(Figure dataset records)
====================

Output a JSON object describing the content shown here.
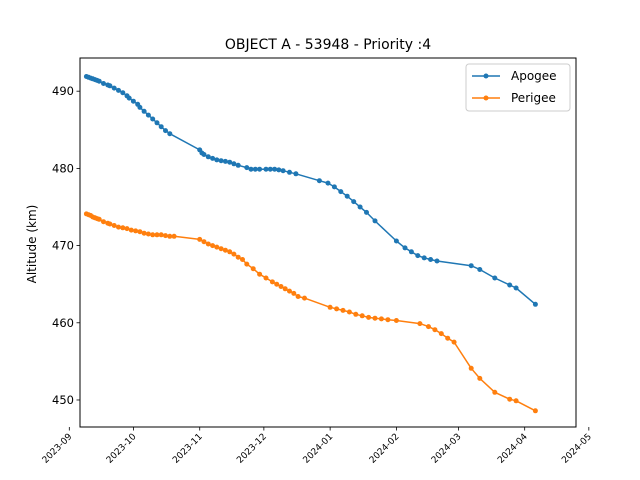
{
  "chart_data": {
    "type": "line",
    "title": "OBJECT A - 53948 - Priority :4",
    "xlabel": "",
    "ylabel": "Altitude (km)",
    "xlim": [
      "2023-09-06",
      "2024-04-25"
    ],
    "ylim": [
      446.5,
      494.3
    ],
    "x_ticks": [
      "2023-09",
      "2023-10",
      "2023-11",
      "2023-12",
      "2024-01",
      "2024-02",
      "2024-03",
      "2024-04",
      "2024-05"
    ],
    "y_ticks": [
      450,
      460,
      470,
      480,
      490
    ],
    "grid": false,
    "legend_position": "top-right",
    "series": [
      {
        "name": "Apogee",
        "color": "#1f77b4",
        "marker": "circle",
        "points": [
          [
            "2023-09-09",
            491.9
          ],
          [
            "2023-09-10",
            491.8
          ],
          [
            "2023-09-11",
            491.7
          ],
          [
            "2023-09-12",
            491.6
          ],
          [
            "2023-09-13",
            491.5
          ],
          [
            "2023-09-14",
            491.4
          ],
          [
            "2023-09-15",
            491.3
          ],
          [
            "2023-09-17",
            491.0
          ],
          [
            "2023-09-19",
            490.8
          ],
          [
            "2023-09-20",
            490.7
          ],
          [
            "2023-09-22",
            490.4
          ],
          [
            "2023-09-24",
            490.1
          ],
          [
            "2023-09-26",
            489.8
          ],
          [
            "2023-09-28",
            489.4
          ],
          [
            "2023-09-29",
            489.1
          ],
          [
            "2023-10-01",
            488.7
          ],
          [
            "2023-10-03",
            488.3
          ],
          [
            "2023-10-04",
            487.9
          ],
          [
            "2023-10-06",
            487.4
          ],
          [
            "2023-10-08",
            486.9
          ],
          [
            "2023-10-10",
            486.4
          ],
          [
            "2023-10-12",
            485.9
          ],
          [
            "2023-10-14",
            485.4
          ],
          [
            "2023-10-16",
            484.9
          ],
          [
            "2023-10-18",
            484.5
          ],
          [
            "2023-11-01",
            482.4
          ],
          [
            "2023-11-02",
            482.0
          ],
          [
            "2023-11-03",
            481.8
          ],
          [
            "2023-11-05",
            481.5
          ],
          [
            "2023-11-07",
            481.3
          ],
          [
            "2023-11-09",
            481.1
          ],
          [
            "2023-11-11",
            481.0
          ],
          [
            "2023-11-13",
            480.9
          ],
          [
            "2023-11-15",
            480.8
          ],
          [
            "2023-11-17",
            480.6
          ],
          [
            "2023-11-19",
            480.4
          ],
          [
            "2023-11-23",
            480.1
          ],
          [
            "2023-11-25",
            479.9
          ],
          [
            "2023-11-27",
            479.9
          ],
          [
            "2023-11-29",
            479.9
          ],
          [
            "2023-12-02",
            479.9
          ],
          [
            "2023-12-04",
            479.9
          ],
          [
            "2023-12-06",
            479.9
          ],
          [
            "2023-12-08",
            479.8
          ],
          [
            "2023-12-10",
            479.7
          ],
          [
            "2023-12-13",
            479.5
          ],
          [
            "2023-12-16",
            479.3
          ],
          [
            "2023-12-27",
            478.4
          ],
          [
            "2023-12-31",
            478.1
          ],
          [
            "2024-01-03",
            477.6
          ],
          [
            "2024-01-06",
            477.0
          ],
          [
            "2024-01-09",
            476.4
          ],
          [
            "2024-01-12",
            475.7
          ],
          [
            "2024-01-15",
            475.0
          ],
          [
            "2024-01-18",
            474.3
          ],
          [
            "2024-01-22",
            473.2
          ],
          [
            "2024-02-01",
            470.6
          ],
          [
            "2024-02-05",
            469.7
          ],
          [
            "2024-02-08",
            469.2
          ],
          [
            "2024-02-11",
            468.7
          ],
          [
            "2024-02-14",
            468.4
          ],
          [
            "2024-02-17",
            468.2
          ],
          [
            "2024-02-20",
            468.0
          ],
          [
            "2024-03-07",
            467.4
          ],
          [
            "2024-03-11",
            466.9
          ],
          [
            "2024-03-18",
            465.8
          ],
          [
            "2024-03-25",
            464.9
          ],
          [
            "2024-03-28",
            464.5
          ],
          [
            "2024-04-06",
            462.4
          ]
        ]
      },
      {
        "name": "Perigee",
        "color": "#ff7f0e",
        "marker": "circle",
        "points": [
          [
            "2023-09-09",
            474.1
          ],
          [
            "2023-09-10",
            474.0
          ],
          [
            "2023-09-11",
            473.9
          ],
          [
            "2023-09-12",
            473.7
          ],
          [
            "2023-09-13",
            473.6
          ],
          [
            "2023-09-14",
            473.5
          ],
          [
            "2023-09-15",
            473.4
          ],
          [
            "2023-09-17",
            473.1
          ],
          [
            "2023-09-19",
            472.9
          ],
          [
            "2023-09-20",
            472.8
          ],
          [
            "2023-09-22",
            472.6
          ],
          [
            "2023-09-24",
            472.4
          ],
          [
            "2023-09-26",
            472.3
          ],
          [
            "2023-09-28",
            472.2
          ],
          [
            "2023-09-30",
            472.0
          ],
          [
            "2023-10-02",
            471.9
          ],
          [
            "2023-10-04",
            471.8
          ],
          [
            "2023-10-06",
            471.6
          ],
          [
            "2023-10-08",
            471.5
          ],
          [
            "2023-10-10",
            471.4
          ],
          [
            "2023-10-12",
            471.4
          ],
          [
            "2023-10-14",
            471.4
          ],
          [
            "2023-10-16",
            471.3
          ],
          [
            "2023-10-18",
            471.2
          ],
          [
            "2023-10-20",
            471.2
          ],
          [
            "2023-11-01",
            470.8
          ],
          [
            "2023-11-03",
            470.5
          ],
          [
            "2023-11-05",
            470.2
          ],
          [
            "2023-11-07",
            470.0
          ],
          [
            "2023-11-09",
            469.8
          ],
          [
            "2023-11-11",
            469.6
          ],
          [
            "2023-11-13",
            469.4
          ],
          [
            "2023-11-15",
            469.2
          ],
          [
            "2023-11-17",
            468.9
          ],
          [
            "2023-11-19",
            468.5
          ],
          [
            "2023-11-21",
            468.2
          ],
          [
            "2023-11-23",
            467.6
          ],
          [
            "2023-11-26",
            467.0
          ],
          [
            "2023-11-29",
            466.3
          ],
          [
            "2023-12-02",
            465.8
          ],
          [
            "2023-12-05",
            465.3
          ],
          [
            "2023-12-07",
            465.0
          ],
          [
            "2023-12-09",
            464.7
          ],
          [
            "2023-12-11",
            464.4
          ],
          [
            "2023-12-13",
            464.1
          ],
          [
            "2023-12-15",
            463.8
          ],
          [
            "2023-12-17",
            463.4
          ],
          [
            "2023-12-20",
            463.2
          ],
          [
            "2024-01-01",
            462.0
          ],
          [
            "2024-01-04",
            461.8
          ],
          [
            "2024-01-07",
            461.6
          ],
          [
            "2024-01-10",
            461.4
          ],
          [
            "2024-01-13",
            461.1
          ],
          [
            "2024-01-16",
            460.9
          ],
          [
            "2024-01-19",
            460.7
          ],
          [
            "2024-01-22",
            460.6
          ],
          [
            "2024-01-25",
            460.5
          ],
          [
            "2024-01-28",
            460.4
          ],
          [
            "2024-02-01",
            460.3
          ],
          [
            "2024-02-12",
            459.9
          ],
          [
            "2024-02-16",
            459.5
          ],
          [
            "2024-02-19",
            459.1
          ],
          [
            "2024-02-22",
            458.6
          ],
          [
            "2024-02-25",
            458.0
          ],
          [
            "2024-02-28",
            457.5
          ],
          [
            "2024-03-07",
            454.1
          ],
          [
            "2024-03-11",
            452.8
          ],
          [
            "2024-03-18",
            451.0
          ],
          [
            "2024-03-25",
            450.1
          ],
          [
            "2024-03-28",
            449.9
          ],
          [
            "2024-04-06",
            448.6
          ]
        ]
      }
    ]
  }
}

====================

Problem
Copy every record above exactly, leaving out any pictures.

Answer to this exercise
Output a JSON object describing the content shown here.
{
  "chart_data": {
    "type": "line",
    "title": "OBJECT A - 53948 - Priority :4",
    "xlabel": "",
    "ylabel": "Altitude (km)",
    "xlim": [
      "2023-09-06",
      "2024-04-25"
    ],
    "ylim": [
      446.5,
      494.3
    ],
    "x_ticks": [
      "2023-09",
      "2023-10",
      "2023-11",
      "2023-12",
      "2024-01",
      "2024-02",
      "2024-03",
      "2024-04",
      "2024-05"
    ],
    "y_ticks": [
      450,
      460,
      470,
      480,
      490
    ],
    "grid": false,
    "legend_position": "top-right",
    "series": [
      {
        "name": "Apogee",
        "color": "#1f77b4",
        "marker": "circle",
        "points": [
          [
            "2023-09-09",
            491.9
          ],
          [
            "2023-09-10",
            491.8
          ],
          [
            "2023-09-11",
            491.7
          ],
          [
            "2023-09-12",
            491.6
          ],
          [
            "2023-09-13",
            491.5
          ],
          [
            "2023-09-14",
            491.4
          ],
          [
            "2023-09-15",
            491.3
          ],
          [
            "2023-09-17",
            491.0
          ],
          [
            "2023-09-19",
            490.8
          ],
          [
            "2023-09-20",
            490.7
          ],
          [
            "2023-09-22",
            490.4
          ],
          [
            "2023-09-24",
            490.1
          ],
          [
            "2023-09-26",
            489.8
          ],
          [
            "2023-09-28",
            489.4
          ],
          [
            "2023-09-29",
            489.1
          ],
          [
            "2023-10-01",
            488.7
          ],
          [
            "2023-10-03",
            488.3
          ],
          [
            "2023-10-04",
            487.9
          ],
          [
            "2023-10-06",
            487.4
          ],
          [
            "2023-10-08",
            486.9
          ],
          [
            "2023-10-10",
            486.4
          ],
          [
            "2023-10-12",
            485.9
          ],
          [
            "2023-10-14",
            485.4
          ],
          [
            "2023-10-16",
            484.9
          ],
          [
            "2023-10-18",
            484.5
          ],
          [
            "2023-11-01",
            482.4
          ],
          [
            "2023-11-02",
            482.0
          ],
          [
            "2023-11-03",
            481.8
          ],
          [
            "2023-11-05",
            481.5
          ],
          [
            "2023-11-07",
            481.3
          ],
          [
            "2023-11-09",
            481.1
          ],
          [
            "2023-11-11",
            481.0
          ],
          [
            "2023-11-13",
            480.9
          ],
          [
            "2023-11-15",
            480.8
          ],
          [
            "2023-11-17",
            480.6
          ],
          [
            "2023-11-19",
            480.4
          ],
          [
            "2023-11-23",
            480.1
          ],
          [
            "2023-11-25",
            479.9
          ],
          [
            "2023-11-27",
            479.9
          ],
          [
            "2023-11-29",
            479.9
          ],
          [
            "2023-12-02",
            479.9
          ],
          [
            "2023-12-04",
            479.9
          ],
          [
            "2023-12-06",
            479.9
          ],
          [
            "2023-12-08",
            479.8
          ],
          [
            "2023-12-10",
            479.7
          ],
          [
            "2023-12-13",
            479.5
          ],
          [
            "2023-12-16",
            479.3
          ],
          [
            "2023-12-27",
            478.4
          ],
          [
            "2023-12-31",
            478.1
          ],
          [
            "2024-01-03",
            477.6
          ],
          [
            "2024-01-06",
            477.0
          ],
          [
            "2024-01-09",
            476.4
          ],
          [
            "2024-01-12",
            475.7
          ],
          [
            "2024-01-15",
            475.0
          ],
          [
            "2024-01-18",
            474.3
          ],
          [
            "2024-01-22",
            473.2
          ],
          [
            "2024-02-01",
            470.6
          ],
          [
            "2024-02-05",
            469.7
          ],
          [
            "2024-02-08",
            469.2
          ],
          [
            "2024-02-11",
            468.7
          ],
          [
            "2024-02-14",
            468.4
          ],
          [
            "2024-02-17",
            468.2
          ],
          [
            "2024-02-20",
            468.0
          ],
          [
            "2024-03-07",
            467.4
          ],
          [
            "2024-03-11",
            466.9
          ],
          [
            "2024-03-18",
            465.8
          ],
          [
            "2024-03-25",
            464.9
          ],
          [
            "2024-03-28",
            464.5
          ],
          [
            "2024-04-06",
            462.4
          ]
        ]
      },
      {
        "name": "Perigee",
        "color": "#ff7f0e",
        "marker": "circle",
        "points": [
          [
            "2023-09-09",
            474.1
          ],
          [
            "2023-09-10",
            474.0
          ],
          [
            "2023-09-11",
            473.9
          ],
          [
            "2023-09-12",
            473.7
          ],
          [
            "2023-09-13",
            473.6
          ],
          [
            "2023-09-14",
            473.5
          ],
          [
            "2023-09-15",
            473.4
          ],
          [
            "2023-09-17",
            473.1
          ],
          [
            "2023-09-19",
            472.9
          ],
          [
            "2023-09-20",
            472.8
          ],
          [
            "2023-09-22",
            472.6
          ],
          [
            "2023-09-24",
            472.4
          ],
          [
            "2023-09-26",
            472.3
          ],
          [
            "2023-09-28",
            472.2
          ],
          [
            "2023-09-30",
            472.0
          ],
          [
            "2023-10-02",
            471.9
          ],
          [
            "2023-10-04",
            471.8
          ],
          [
            "2023-10-06",
            471.6
          ],
          [
            "2023-10-08",
            471.5
          ],
          [
            "2023-10-10",
            471.4
          ],
          [
            "2023-10-12",
            471.4
          ],
          [
            "2023-10-14",
            471.4
          ],
          [
            "2023-10-16",
            471.3
          ],
          [
            "2023-10-18",
            471.2
          ],
          [
            "2023-10-20",
            471.2
          ],
          [
            "2023-11-01",
            470.8
          ],
          [
            "2023-11-03",
            470.5
          ],
          [
            "2023-11-05",
            470.2
          ],
          [
            "2023-11-07",
            470.0
          ],
          [
            "2023-11-09",
            469.8
          ],
          [
            "2023-11-11",
            469.6
          ],
          [
            "2023-11-13",
            469.4
          ],
          [
            "2023-11-15",
            469.2
          ],
          [
            "2023-11-17",
            468.9
          ],
          [
            "2023-11-19",
            468.5
          ],
          [
            "2023-11-21",
            468.2
          ],
          [
            "2023-11-23",
            467.6
          ],
          [
            "2023-11-26",
            467.0
          ],
          [
            "2023-11-29",
            466.3
          ],
          [
            "2023-12-02",
            465.8
          ],
          [
            "2023-12-05",
            465.3
          ],
          [
            "2023-12-07",
            465.0
          ],
          [
            "2023-12-09",
            464.7
          ],
          [
            "2023-12-11",
            464.4
          ],
          [
            "2023-12-13",
            464.1
          ],
          [
            "2023-12-15",
            463.8
          ],
          [
            "2023-12-17",
            463.4
          ],
          [
            "2023-12-20",
            463.2
          ],
          [
            "2024-01-01",
            462.0
          ],
          [
            "2024-01-04",
            461.8
          ],
          [
            "2024-01-07",
            461.6
          ],
          [
            "2024-01-10",
            461.4
          ],
          [
            "2024-01-13",
            461.1
          ],
          [
            "2024-01-16",
            460.9
          ],
          [
            "2024-01-19",
            460.7
          ],
          [
            "2024-01-22",
            460.6
          ],
          [
            "2024-01-25",
            460.5
          ],
          [
            "2024-01-28",
            460.4
          ],
          [
            "2024-02-01",
            460.3
          ],
          [
            "2024-02-12",
            459.9
          ],
          [
            "2024-02-16",
            459.5
          ],
          [
            "2024-02-19",
            459.1
          ],
          [
            "2024-02-22",
            458.6
          ],
          [
            "2024-02-25",
            458.0
          ],
          [
            "2024-02-28",
            457.5
          ],
          [
            "2024-03-07",
            454.1
          ],
          [
            "2024-03-11",
            452.8
          ],
          [
            "2024-03-18",
            451.0
          ],
          [
            "2024-03-25",
            450.1
          ],
          [
            "2024-03-28",
            449.9
          ],
          [
            "2024-04-06",
            448.6
          ]
        ]
      }
    ]
  }
}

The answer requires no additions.